To be done
Leave out the pictures and transcribe the rest of the records exactly.

(Data entries)
########################################
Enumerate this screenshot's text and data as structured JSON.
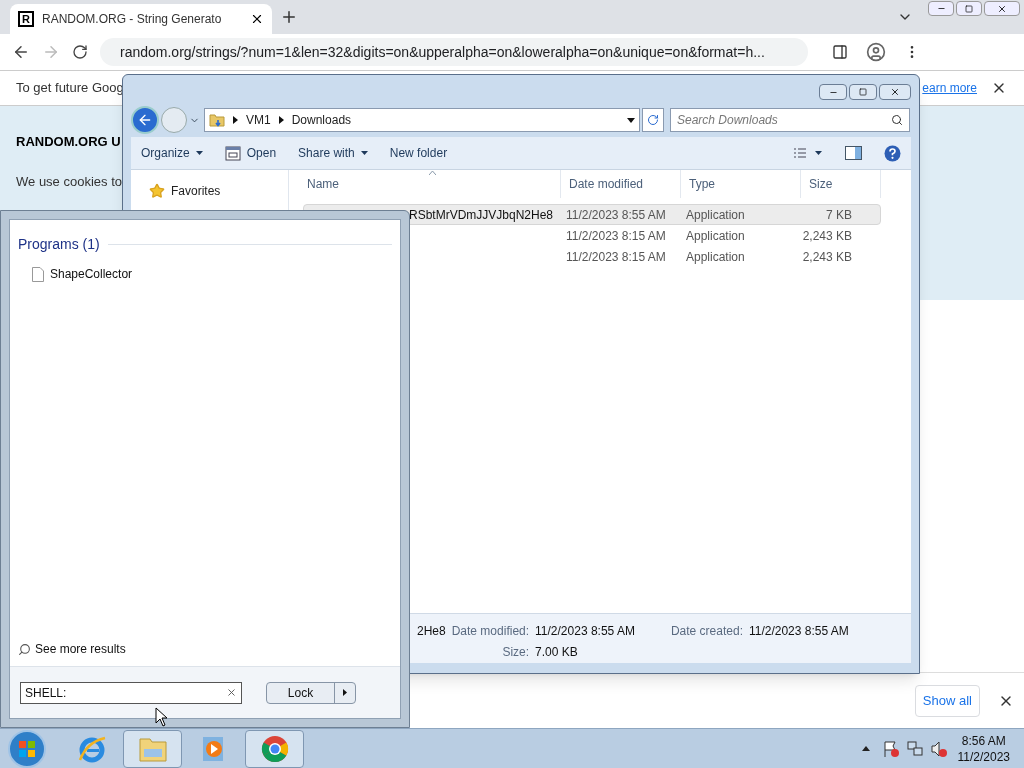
{
  "browser": {
    "tabs": [
      {
        "favicon_letter": "R",
        "title": "RANDOM.ORG - String Generato",
        "selected": true
      }
    ],
    "address": "random.org/strings/?num=1&len=32&digits=on&upperalpha=on&loweralpha=on&unique=on&format=h...",
    "infobar": {
      "text": "To get future Goog",
      "link": "earn more"
    },
    "page": {
      "heading": "RANDOM.ORG U",
      "text": "We use cookies to"
    },
    "downloads_bar": {
      "button": "Show all"
    }
  },
  "explorer": {
    "breadcrumb": [
      "VM1",
      "Downloads"
    ],
    "search": {
      "placeholder": "Search Downloads"
    },
    "toolbar": [
      {
        "kind": "menu",
        "label": "Organize"
      },
      {
        "kind": "open",
        "label": "Open"
      },
      {
        "kind": "menu",
        "label": "Share with"
      },
      {
        "kind": "plain",
        "label": "New folder"
      }
    ],
    "nav": [
      {
        "kind": "favorites",
        "label": "Favorites"
      }
    ],
    "columns": [
      "Name",
      "Date modified",
      "Type",
      "Size"
    ],
    "rows": [
      {
        "name": "RSbtMrVDmJJVJbqN2He8",
        "date": "11/2/2023 8:55 AM",
        "type": "Application",
        "size": "7 KB",
        "selected": true
      },
      {
        "date": "11/2/2023 8:15 AM",
        "type": "Application",
        "size": "2,243 KB",
        "selected": false
      },
      {
        "date": "11/2/2023 8:15 AM",
        "type": "Application",
        "size": "2,243 KB",
        "selected": false
      }
    ],
    "details": {
      "name": "2He8",
      "fields": [
        {
          "label": "Date modified:",
          "value": "11/2/2023 8:55 AM"
        },
        {
          "label": "Date created:",
          "value": "11/2/2023 8:55 AM"
        },
        {
          "label": "Size:",
          "value": "7.00 KB"
        }
      ]
    }
  },
  "start_menu": {
    "section": "Programs (1)",
    "results": [
      "ShapeCollector"
    ],
    "see_more": "See more results",
    "search_value": "SHELL:",
    "power_button": "Lock"
  },
  "taskbar": {
    "apps": [
      {
        "kind": "ie",
        "selected": false
      },
      {
        "kind": "explorer",
        "selected": true
      },
      {
        "kind": "media",
        "selected": false
      },
      {
        "kind": "chrome",
        "selected": true
      }
    ],
    "time": "8:56 AM",
    "date": "11/2/2023"
  }
}
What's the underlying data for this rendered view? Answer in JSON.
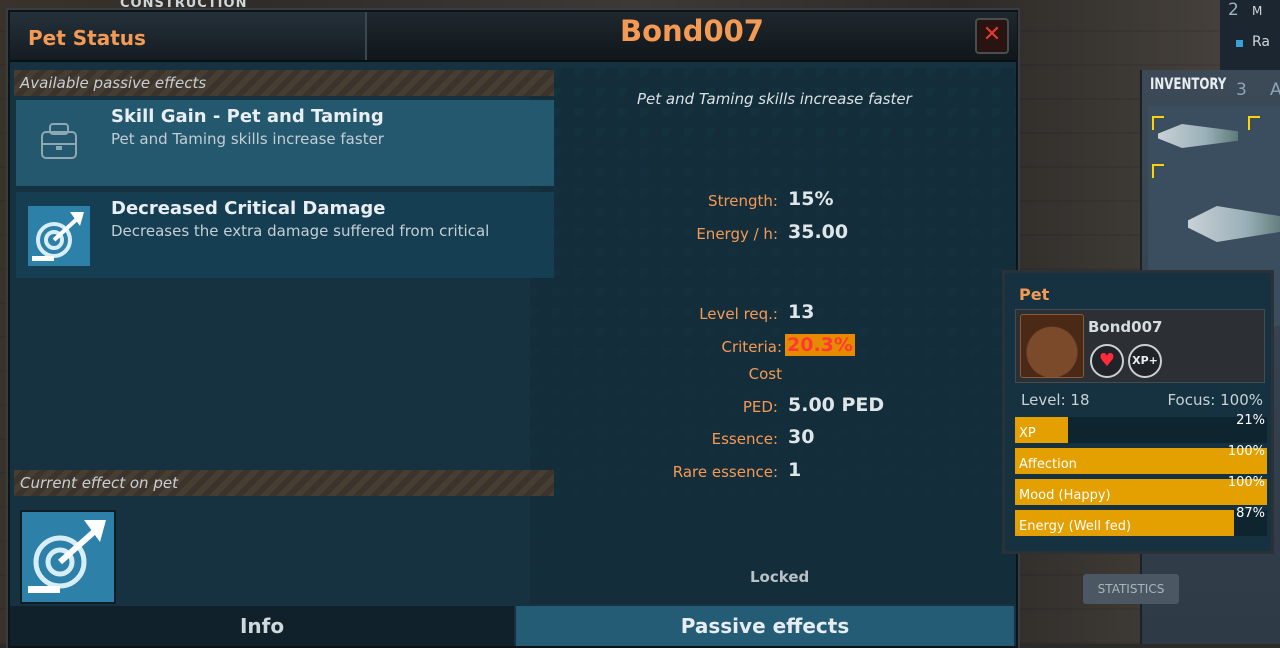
{
  "background": {
    "top_tag": "CONSTRUCTION",
    "corner_number": "2",
    "corner_letter": "M",
    "corner_ra": "Ra",
    "inventory_title": "INVENTORY",
    "inventory_tab_3": "3",
    "inventory_tab_a": "A",
    "statistics_button": "STATISTICS"
  },
  "dialog": {
    "title": "Pet Status",
    "pet_name": "Bond007",
    "close_label": "✕",
    "available_label": "Available passive effects",
    "current_label": "Current effect on pet",
    "effects": [
      {
        "title": "Skill Gain - Pet and Taming",
        "desc": "Pet and Taming skills increase faster"
      },
      {
        "title": "Decreased Critical Damage",
        "desc": "Decreases the extra damage suffered from critical"
      }
    ],
    "detail": {
      "description": "Pet and Taming skills increase faster",
      "strength_label": "Strength:",
      "strength_value": "15%",
      "energy_label": "Energy / h:",
      "energy_value": "35.00",
      "level_label": "Level req.:",
      "level_value": "13",
      "criteria_label": "Criteria:",
      "criteria_value": "20.3%",
      "cost_label": "Cost",
      "ped_label": "PED:",
      "ped_value": "5.00 PED",
      "essence_label": "Essence:",
      "essence_value": "30",
      "rare_label": "Rare essence:",
      "rare_value": "1",
      "locked": "Locked"
    },
    "tabs": {
      "info": "Info",
      "passive": "Passive effects"
    }
  },
  "pet_window": {
    "title": "Pet",
    "name": "Bond007",
    "heart_icon": "heart-icon",
    "xp_label": "XP+",
    "level": "Level: 18",
    "focus": "Focus: 100%",
    "bars": [
      {
        "label": "XP",
        "percent_text": "21%",
        "value": 21
      },
      {
        "label": "Affection",
        "percent_text": "100%",
        "value": 100
      },
      {
        "label": "Mood (Happy)",
        "percent_text": "100%",
        "value": 100
      },
      {
        "label": "Energy (Well fed)",
        "percent_text": "87%",
        "value": 87
      }
    ]
  },
  "colors": {
    "accent": "#f59a55",
    "bar_fill": "#e3a000",
    "selected_row": "#24586f"
  }
}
########################################
Result below
Enumerate this screenshot's text and data as structured JSON.
{
  "browser": {
    "tabs": [
      {
        "favicon_letter": "R",
        "title": "RANDOM.ORG - String Generato",
        "selected": true
      }
    ],
    "address": "random.org/strings/?num=1&len=32&digits=on&upperalpha=on&loweralpha=on&unique=on&format=h...",
    "infobar": {
      "text": "To get future Goog",
      "link": "earn more"
    },
    "page": {
      "heading": "RANDOM.ORG U",
      "text": "We use cookies to"
    },
    "downloads_bar": {
      "button": "Show all"
    }
  },
  "explorer": {
    "breadcrumb": [
      "VM1",
      "Downloads"
    ],
    "search": {
      "placeholder": "Search Downloads"
    },
    "toolbar": [
      {
        "kind": "menu",
        "label": "Organize"
      },
      {
        "kind": "open",
        "label": "Open"
      },
      {
        "kind": "menu",
        "label": "Share with"
      },
      {
        "kind": "plain",
        "label": "New folder"
      }
    ],
    "nav": [
      {
        "kind": "favorites",
        "label": "Favorites"
      }
    ],
    "columns": [
      "Name",
      "Date modified",
      "Type",
      "Size"
    ],
    "rows": [
      {
        "name": "RSbtMrVDmJJVJbqN2He8",
        "date": "11/2/2023 8:55 AM",
        "type": "Application",
        "size": "7 KB",
        "selected": true
      },
      {
        "date": "11/2/2023 8:15 AM",
        "type": "Application",
        "size": "2,243 KB",
        "selected": false
      },
      {
        "date": "11/2/2023 8:15 AM",
        "type": "Application",
        "size": "2,243 KB",
        "selected": false
      }
    ],
    "details": {
      "name": "2He8",
      "fields": [
        {
          "label": "Date modified:",
          "value": "11/2/2023 8:55 AM"
        },
        {
          "label": "Date created:",
          "value": "11/2/2023 8:55 AM"
        },
        {
          "label": "Size:",
          "value": "7.00 KB"
        }
      ]
    }
  },
  "start_menu": {
    "section": "Programs (1)",
    "results": [
      "ShapeCollector"
    ],
    "see_more": "See more results",
    "search_value": "SHELL:",
    "power_button": "Lock"
  },
  "taskbar": {
    "apps": [
      {
        "kind": "ie",
        "selected": false
      },
      {
        "kind": "explorer",
        "selected": true
      },
      {
        "kind": "media",
        "selected": false
      },
      {
        "kind": "chrome",
        "selected": true
      }
    ],
    "time": "8:56 AM",
    "date": "11/2/2023"
  }
}
What's the underlying data for this rendered view? Answer in JSON.
{
  "background": {
    "top_tag": "CONSTRUCTION",
    "corner_number": "2",
    "corner_letter": "M",
    "corner_ra": "Ra",
    "inventory_title": "INVENTORY",
    "inventory_tab_3": "3",
    "inventory_tab_a": "A",
    "statistics_button": "STATISTICS"
  },
  "dialog": {
    "title": "Pet Status",
    "pet_name": "Bond007",
    "close_label": "✕",
    "available_label": "Available passive effects",
    "current_label": "Current effect on pet",
    "effects": [
      {
        "title": "Skill Gain - Pet and Taming",
        "desc": "Pet and Taming skills increase faster"
      },
      {
        "title": "Decreased Critical Damage",
        "desc": "Decreases the extra damage suffered from critical"
      }
    ],
    "detail": {
      "description": "Pet and Taming skills increase faster",
      "strength_label": "Strength:",
      "strength_value": "15%",
      "energy_label": "Energy / h:",
      "energy_value": "35.00",
      "level_label": "Level req.:",
      "level_value": "13",
      "criteria_label": "Criteria:",
      "criteria_value": "20.3%",
      "cost_label": "Cost",
      "ped_label": "PED:",
      "ped_value": "5.00 PED",
      "essence_label": "Essence:",
      "essence_value": "30",
      "rare_label": "Rare essence:",
      "rare_value": "1",
      "locked": "Locked"
    },
    "tabs": {
      "info": "Info",
      "passive": "Passive effects"
    }
  },
  "pet_window": {
    "title": "Pet",
    "name": "Bond007",
    "heart_icon": "heart-icon",
    "xp_label": "XP+",
    "level": "Level: 18",
    "focus": "Focus: 100%",
    "bars": [
      {
        "label": "XP",
        "percent_text": "21%",
        "value": 21
      },
      {
        "label": "Affection",
        "percent_text": "100%",
        "value": 100
      },
      {
        "label": "Mood (Happy)",
        "percent_text": "100%",
        "value": 100
      },
      {
        "label": "Energy (Well fed)",
        "percent_text": "87%",
        "value": 87
      }
    ]
  },
  "colors": {
    "accent": "#f59a55",
    "bar_fill": "#e3a000",
    "selected_row": "#24586f"
  }
}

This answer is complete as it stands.